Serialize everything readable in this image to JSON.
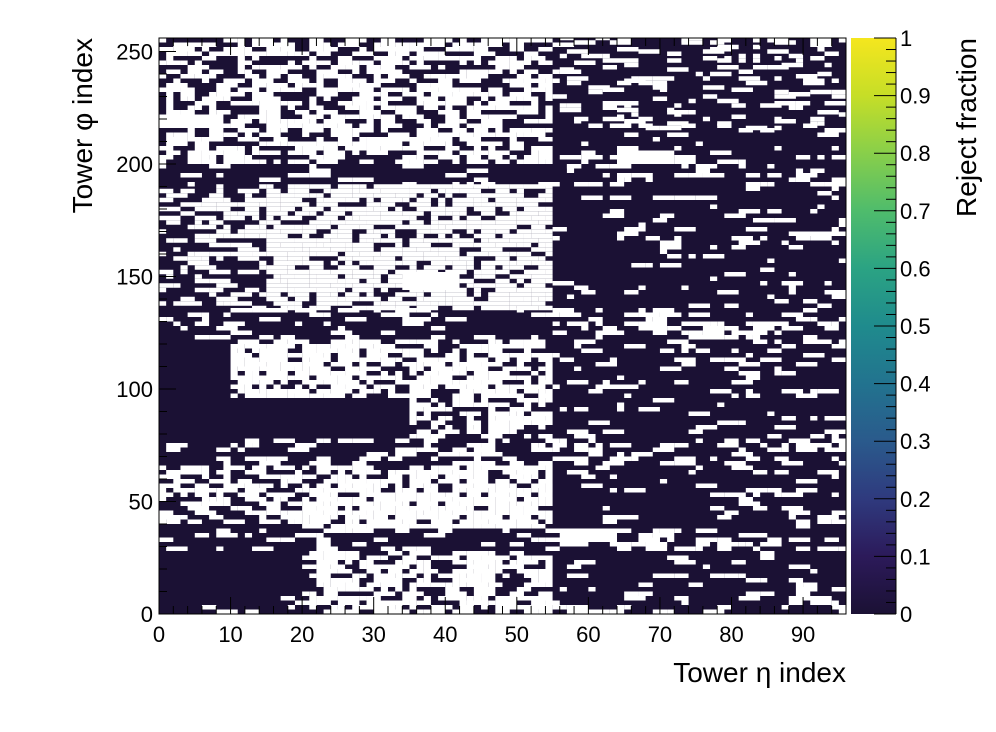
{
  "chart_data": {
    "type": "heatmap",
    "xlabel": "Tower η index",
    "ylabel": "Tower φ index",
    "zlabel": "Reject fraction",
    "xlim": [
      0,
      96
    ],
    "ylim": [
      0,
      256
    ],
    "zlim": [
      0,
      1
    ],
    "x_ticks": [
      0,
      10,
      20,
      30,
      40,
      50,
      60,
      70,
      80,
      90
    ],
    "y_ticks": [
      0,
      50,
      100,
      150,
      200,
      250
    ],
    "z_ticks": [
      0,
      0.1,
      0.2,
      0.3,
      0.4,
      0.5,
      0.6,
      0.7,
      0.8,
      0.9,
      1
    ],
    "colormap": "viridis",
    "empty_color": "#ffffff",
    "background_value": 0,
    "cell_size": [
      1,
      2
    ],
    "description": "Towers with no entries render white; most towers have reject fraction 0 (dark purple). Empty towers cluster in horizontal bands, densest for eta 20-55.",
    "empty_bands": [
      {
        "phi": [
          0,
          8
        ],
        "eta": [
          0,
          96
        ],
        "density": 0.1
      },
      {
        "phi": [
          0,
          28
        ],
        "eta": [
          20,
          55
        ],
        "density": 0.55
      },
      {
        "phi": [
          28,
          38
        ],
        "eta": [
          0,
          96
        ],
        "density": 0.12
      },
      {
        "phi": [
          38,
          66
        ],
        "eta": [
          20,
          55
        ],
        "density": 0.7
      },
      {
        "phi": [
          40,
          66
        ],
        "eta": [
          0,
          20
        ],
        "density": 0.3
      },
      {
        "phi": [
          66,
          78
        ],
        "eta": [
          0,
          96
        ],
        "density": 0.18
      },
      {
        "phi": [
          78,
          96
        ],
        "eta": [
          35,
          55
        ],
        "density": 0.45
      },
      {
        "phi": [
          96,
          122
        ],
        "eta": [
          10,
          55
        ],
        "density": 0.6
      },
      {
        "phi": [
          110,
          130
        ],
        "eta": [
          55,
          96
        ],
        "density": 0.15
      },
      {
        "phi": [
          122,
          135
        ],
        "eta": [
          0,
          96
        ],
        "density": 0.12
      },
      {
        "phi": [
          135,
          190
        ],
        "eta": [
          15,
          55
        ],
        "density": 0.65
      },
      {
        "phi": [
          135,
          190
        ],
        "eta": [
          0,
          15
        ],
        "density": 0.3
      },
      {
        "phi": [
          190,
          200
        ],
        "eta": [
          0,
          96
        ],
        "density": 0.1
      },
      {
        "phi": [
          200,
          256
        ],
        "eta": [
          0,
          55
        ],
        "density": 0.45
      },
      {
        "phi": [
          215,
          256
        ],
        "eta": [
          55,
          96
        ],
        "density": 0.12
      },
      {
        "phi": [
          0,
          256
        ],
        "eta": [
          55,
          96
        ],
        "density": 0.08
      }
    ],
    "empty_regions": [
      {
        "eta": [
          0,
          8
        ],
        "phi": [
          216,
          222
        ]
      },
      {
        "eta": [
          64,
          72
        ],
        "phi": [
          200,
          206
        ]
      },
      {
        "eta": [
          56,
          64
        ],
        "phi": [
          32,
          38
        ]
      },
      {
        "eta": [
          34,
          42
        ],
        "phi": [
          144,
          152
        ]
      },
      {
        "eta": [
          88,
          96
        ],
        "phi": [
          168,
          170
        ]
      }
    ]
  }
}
◆ ◆ ◆ ◆
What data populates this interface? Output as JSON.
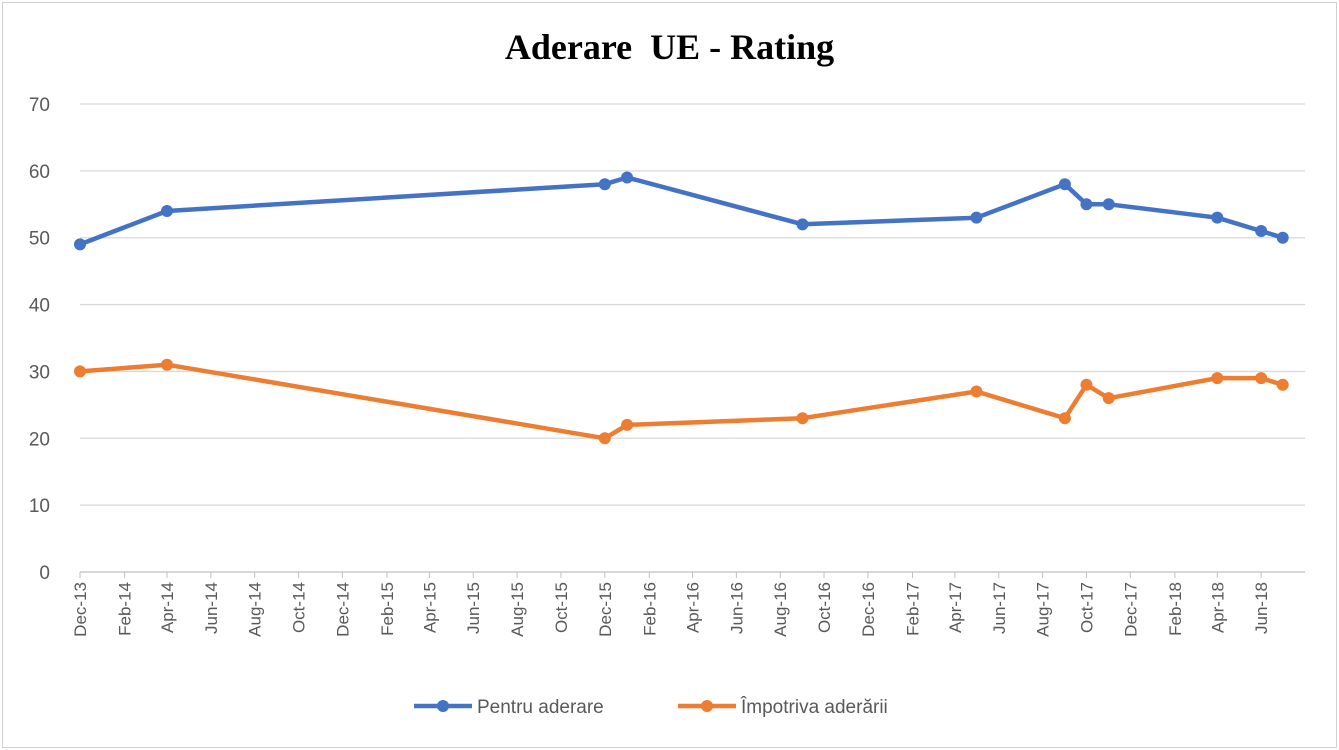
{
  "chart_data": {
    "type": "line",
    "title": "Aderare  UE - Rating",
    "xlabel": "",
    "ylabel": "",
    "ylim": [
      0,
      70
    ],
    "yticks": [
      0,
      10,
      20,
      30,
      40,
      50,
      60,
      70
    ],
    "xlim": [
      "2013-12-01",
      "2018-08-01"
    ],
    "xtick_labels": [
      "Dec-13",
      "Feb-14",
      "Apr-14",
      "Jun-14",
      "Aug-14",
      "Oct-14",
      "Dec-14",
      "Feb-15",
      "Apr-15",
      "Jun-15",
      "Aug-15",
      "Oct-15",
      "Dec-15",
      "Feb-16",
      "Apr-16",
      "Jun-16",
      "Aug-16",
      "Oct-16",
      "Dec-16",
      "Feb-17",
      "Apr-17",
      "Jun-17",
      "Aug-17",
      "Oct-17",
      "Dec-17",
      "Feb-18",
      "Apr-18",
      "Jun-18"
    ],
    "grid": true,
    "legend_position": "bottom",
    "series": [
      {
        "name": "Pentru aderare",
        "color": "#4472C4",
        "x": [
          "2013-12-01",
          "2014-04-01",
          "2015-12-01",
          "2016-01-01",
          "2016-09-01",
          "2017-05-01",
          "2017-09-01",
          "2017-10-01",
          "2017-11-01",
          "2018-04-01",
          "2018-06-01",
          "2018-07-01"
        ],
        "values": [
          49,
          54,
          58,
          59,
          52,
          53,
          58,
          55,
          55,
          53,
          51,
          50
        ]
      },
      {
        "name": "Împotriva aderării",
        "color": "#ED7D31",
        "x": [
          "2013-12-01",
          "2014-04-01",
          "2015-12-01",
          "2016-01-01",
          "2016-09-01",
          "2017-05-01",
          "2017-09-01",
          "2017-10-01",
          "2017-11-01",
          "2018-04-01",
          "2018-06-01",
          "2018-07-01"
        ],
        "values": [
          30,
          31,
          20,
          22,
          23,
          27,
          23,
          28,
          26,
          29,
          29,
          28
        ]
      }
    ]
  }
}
◆ ◆ ◆ ◆
> [Problem requirements]
Copy out each line of the records that holds the string "fraction".

> [Correct result]
    "zlabel": "Reject fraction",
    "description": "Towers with no entries render white; most towers have reject fraction 0 (dark purple). Empty towers cluster in horizontal bands, densest for eta 20-55.",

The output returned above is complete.